EXTRACTED MATERIAL
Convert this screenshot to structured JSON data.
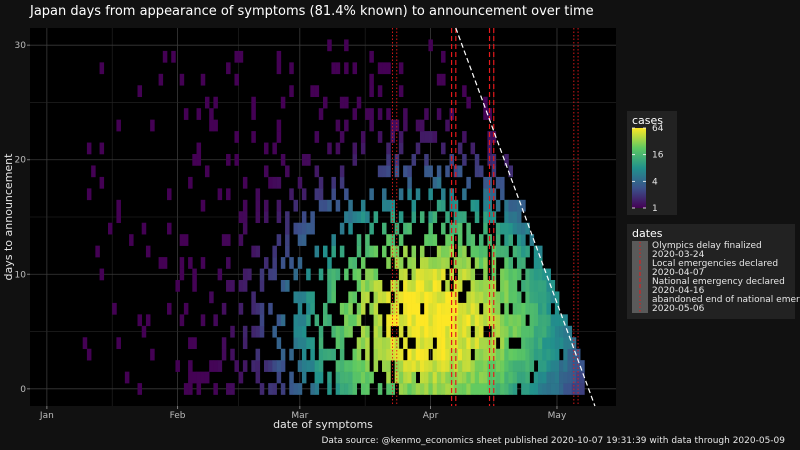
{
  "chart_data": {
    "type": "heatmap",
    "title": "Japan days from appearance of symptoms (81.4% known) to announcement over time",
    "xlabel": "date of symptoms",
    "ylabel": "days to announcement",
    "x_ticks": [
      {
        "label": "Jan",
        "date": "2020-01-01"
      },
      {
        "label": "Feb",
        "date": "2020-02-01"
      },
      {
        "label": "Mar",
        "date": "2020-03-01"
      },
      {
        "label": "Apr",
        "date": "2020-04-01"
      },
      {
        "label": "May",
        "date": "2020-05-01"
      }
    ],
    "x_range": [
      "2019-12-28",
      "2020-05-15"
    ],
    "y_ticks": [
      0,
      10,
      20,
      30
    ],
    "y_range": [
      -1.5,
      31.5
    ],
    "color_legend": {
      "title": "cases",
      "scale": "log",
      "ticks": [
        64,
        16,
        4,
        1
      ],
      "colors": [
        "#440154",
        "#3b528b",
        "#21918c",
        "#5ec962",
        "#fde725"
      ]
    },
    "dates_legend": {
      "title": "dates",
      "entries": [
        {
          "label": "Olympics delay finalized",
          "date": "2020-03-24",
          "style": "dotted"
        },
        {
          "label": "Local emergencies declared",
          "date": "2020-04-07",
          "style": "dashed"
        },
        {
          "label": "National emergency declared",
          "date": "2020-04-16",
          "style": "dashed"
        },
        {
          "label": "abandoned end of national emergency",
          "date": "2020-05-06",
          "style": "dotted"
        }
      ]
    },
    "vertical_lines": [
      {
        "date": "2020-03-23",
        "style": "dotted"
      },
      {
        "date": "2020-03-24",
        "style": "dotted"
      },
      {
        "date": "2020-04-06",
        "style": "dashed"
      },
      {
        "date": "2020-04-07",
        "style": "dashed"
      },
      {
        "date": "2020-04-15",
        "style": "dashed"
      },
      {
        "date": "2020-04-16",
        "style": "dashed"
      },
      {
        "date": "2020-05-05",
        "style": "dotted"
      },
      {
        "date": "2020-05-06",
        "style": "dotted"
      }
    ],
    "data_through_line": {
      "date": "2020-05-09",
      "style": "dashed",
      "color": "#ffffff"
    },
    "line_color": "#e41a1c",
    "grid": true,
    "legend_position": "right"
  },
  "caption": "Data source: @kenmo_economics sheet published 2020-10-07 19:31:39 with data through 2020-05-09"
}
...
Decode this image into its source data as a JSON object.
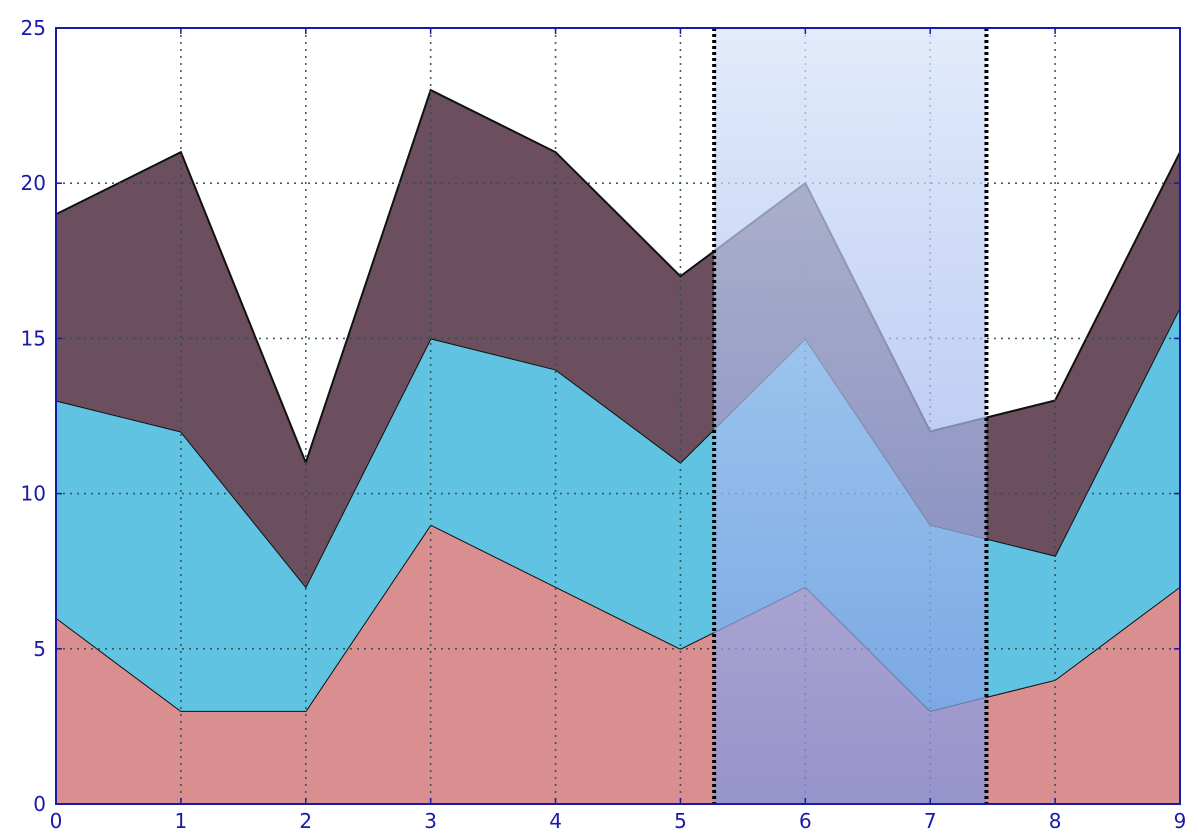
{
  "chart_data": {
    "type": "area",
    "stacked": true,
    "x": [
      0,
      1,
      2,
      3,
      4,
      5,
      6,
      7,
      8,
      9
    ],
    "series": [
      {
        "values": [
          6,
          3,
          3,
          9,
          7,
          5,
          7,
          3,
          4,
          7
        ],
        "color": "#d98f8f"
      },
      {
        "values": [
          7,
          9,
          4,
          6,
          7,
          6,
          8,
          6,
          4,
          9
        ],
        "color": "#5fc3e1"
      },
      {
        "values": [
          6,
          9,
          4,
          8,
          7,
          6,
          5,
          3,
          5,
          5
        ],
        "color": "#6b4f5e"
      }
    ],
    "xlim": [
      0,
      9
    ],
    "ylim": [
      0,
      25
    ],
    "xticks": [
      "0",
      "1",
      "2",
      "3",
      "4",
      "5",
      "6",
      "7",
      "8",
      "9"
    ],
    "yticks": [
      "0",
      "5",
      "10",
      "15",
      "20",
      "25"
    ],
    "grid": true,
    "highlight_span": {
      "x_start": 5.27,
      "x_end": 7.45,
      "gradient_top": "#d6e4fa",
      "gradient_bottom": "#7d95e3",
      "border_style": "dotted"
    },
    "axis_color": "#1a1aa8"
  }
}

TASK BRIEF
Within the listing, how many lines hold the word "symptoms"? Only the number is to be given.

SOLUTION
2